Exactly as written, print each record in the listing.

═════ Records to use

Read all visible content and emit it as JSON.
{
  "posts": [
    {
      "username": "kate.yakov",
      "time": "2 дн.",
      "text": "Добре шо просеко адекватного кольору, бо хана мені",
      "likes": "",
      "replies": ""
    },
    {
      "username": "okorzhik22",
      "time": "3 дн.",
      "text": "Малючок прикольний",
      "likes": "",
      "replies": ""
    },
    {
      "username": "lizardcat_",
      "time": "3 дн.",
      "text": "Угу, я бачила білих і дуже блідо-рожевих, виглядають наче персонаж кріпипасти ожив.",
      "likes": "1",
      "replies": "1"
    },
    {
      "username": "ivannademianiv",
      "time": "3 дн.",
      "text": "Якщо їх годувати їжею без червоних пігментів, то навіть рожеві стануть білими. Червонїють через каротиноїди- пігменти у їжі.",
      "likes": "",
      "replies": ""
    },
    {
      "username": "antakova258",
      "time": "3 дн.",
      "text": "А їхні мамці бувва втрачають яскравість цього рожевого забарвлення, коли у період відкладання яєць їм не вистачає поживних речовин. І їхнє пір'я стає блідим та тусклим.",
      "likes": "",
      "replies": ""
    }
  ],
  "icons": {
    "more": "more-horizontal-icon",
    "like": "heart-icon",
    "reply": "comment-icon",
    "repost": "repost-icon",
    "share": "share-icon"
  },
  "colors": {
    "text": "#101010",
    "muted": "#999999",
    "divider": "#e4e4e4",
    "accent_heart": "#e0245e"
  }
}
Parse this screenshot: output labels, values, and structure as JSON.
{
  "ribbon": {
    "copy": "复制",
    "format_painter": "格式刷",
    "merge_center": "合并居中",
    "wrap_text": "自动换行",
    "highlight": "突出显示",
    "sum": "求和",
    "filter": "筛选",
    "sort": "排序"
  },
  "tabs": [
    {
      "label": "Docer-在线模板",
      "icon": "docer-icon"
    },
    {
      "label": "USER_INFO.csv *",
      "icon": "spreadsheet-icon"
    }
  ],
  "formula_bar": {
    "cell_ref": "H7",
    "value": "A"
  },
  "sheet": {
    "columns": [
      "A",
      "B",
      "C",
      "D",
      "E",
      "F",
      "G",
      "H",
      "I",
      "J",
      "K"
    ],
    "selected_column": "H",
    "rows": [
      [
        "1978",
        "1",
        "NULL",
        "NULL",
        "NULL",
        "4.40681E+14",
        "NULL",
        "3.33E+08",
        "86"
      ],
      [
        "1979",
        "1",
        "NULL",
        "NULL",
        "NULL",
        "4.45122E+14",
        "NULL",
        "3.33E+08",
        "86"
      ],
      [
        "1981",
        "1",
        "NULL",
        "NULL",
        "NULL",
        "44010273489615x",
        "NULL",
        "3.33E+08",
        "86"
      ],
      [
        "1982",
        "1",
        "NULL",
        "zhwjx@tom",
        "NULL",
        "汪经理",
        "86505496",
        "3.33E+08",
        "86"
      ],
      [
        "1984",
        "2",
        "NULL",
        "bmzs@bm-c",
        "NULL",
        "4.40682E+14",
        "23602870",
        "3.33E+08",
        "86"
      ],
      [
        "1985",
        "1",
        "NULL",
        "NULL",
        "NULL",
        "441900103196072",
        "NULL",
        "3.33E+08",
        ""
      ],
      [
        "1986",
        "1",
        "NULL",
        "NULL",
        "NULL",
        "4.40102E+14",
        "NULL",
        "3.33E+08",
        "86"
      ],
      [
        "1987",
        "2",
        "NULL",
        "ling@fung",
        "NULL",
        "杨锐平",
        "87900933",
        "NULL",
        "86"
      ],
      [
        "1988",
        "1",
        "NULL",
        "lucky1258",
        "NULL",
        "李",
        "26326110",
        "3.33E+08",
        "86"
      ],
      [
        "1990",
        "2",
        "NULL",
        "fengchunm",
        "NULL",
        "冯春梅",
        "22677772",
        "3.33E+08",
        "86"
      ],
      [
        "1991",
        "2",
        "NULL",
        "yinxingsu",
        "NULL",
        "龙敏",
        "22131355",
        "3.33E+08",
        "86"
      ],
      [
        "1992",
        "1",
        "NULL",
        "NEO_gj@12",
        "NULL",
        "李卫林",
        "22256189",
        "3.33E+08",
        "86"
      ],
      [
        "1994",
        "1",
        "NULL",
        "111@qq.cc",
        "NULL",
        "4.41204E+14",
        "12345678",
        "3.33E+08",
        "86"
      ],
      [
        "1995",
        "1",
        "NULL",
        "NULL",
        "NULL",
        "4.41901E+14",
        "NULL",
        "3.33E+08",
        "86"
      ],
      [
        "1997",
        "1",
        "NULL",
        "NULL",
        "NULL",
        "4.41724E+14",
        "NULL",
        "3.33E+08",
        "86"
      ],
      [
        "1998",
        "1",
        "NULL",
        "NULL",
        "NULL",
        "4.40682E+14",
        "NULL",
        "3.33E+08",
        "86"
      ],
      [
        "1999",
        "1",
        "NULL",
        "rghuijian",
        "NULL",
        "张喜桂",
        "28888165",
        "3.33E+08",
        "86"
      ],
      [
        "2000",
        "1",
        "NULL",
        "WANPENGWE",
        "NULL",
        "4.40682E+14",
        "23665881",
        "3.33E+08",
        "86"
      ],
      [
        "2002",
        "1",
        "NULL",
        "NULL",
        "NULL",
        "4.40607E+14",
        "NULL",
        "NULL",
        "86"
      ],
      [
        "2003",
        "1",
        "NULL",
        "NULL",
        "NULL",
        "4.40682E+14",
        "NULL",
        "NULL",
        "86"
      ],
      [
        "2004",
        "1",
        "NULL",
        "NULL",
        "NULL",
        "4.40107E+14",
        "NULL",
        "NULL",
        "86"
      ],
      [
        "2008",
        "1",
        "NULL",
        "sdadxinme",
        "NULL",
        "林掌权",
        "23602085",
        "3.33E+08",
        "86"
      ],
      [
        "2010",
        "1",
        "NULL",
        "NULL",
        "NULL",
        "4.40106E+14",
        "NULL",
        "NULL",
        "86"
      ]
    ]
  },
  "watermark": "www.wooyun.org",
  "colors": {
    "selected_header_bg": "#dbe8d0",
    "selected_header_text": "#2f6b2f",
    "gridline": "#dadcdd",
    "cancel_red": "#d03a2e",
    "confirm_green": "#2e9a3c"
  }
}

══════════

**Full solution**
Read all visible content and emit it as JSON.
{
  "posts": [
    {
      "username": "kate.yakov",
      "time": "2 дн.",
      "text": "Добре шо просеко адекватного кольору, бо хана мені",
      "likes": "",
      "replies": ""
    },
    {
      "username": "okorzhik22",
      "time": "3 дн.",
      "text": "Малючок прикольний",
      "likes": "",
      "replies": ""
    },
    {
      "username": "lizardcat_",
      "time": "3 дн.",
      "text": "Угу, я бачила білих і дуже блідо-рожевих, виглядають наче персонаж кріпипасти ожив.",
      "likes": "1",
      "replies": "1"
    },
    {
      "username": "ivannademianiv",
      "time": "3 дн.",
      "text": "Якщо їх годувати їжею без червоних пігментів, то навіть рожеві стануть білими. Червонїють через каротиноїди- пігменти у їжі.",
      "likes": "",
      "replies": ""
    },
    {
      "username": "antakova258",
      "time": "3 дн.",
      "text": "А їхні мамці бувва втрачають яскравість цього рожевого забарвлення, коли у період відкладання яєць їм не вистачає поживних речовин. І їхнє пір'я стає блідим та тусклим.",
      "likes": "",
      "replies": ""
    }
  ],
  "icons": {
    "more": "more-horizontal-icon",
    "like": "heart-icon",
    "reply": "comment-icon",
    "repost": "repost-icon",
    "share": "share-icon"
  },
  "colors": {
    "text": "#101010",
    "muted": "#999999",
    "divider": "#e4e4e4",
    "accent_heart": "#e0245e"
  }
}
Parse this screenshot: output labels, values, and structure as JSON.
{
  "ribbon": {
    "copy": "复制",
    "format_painter": "格式刷",
    "merge_center": "合并居中",
    "wrap_text": "自动换行",
    "highlight": "突出显示",
    "sum": "求和",
    "filter": "筛选",
    "sort": "排序"
  },
  "tabs": [
    {
      "label": "Docer-在线模板",
      "icon": "docer-icon"
    },
    {
      "label": "USER_INFO.csv *",
      "icon": "spreadsheet-icon"
    }
  ],
  "formula_bar": {
    "cell_ref": "H7",
    "value": "A"
  },
  "sheet": {
    "columns": [
      "A",
      "B",
      "C",
      "D",
      "E",
      "F",
      "G",
      "H",
      "I",
      "J",
      "K"
    ],
    "selected_column": "H",
    "rows": [
      [
        "1978",
        "1",
        "NULL",
        "NULL",
        "NULL",
        "4.40681E+14",
        "NULL",
        "3.33E+08",
        "86"
      ],
      [
        "1979",
        "1",
        "NULL",
        "NULL",
        "NULL",
        "4.45122E+14",
        "NULL",
        "3.33E+08",
        "86"
      ],
      [
        "1981",
        "1",
        "NULL",
        "NULL",
        "NULL",
        "44010273489615x",
        "NULL",
        "3.33E+08",
        "86"
      ],
      [
        "1982",
        "1",
        "NULL",
        "zhwjx@tom",
        "NULL",
        "汪经理",
        "86505496",
        "3.33E+08",
        "86"
      ],
      [
        "1984",
        "2",
        "NULL",
        "bmzs@bm-c",
        "NULL",
        "4.40682E+14",
        "23602870",
        "3.33E+08",
        "86"
      ],
      [
        "1985",
        "1",
        "NULL",
        "NULL",
        "NULL",
        "441900103196072",
        "NULL",
        "3.33E+08",
        ""
      ],
      [
        "1986",
        "1",
        "NULL",
        "NULL",
        "NULL",
        "4.40102E+14",
        "NULL",
        "3.33E+08",
        "86"
      ],
      [
        "1987",
        "2",
        "NULL",
        "ling@fung",
        "NULL",
        "杨锐平",
        "87900933",
        "NULL",
        "86"
      ],
      [
        "1988",
        "1",
        "NULL",
        "lucky1258",
        "NULL",
        "李",
        "26326110",
        "3.33E+08",
        "86"
      ],
      [
        "1990",
        "2",
        "NULL",
        "fengchunm",
        "NULL",
        "冯春梅",
        "22677772",
        "3.33E+08",
        "86"
      ],
      [
        "1991",
        "2",
        "NULL",
        "yinxingsu",
        "NULL",
        "龙敏",
        "22131355",
        "3.33E+08",
        "86"
      ],
      [
        "1992",
        "1",
        "NULL",
        "NEO_gj@12",
        "NULL",
        "李卫林",
        "22256189",
        "3.33E+08",
        "86"
      ],
      [
        "1994",
        "1",
        "NULL",
        "111@qq.cc",
        "NULL",
        "4.41204E+14",
        "12345678",
        "3.33E+08",
        "86"
      ],
      [
        "1995",
        "1",
        "NULL",
        "NULL",
        "NULL",
        "4.41901E+14",
        "NULL",
        "3.33E+08",
        "86"
      ],
      [
        "1997",
        "1",
        "NULL",
        "NULL",
        "NULL",
        "4.41724E+14",
        "NULL",
        "3.33E+08",
        "86"
      ],
      [
        "1998",
        "1",
        "NULL",
        "NULL",
        "NULL",
        "4.40682E+14",
        "NULL",
        "3.33E+08",
        "86"
      ],
      [
        "1999",
        "1",
        "NULL",
        "rghuijian",
        "NULL",
        "张喜桂",
        "28888165",
        "3.33E+08",
        "86"
      ],
      [
        "2000",
        "1",
        "NULL",
        "WANPENGWE",
        "NULL",
        "4.40682E+14",
        "23665881",
        "3.33E+08",
        "86"
      ],
      [
        "2002",
        "1",
        "NULL",
        "NULL",
        "NULL",
        "4.40607E+14",
        "NULL",
        "NULL",
        "86"
      ],
      [
        "2003",
        "1",
        "NULL",
        "NULL",
        "NULL",
        "4.40682E+14",
        "NULL",
        "NULL",
        "86"
      ],
      [
        "2004",
        "1",
        "NULL",
        "NULL",
        "NULL",
        "4.40107E+14",
        "NULL",
        "NULL",
        "86"
      ],
      [
        "2008",
        "1",
        "NULL",
        "sdadxinme",
        "NULL",
        "林掌权",
        "23602085",
        "3.33E+08",
        "86"
      ],
      [
        "2010",
        "1",
        "NULL",
        "NULL",
        "NULL",
        "4.40106E+14",
        "NULL",
        "NULL",
        "86"
      ]
    ]
  },
  "watermark": "www.wooyun.org",
  "colors": {
    "selected_header_bg": "#dbe8d0",
    "selected_header_text": "#2f6b2f",
    "gridline": "#dadcdd",
    "cancel_red": "#d03a2e",
    "confirm_green": "#2e9a3c"
  }
}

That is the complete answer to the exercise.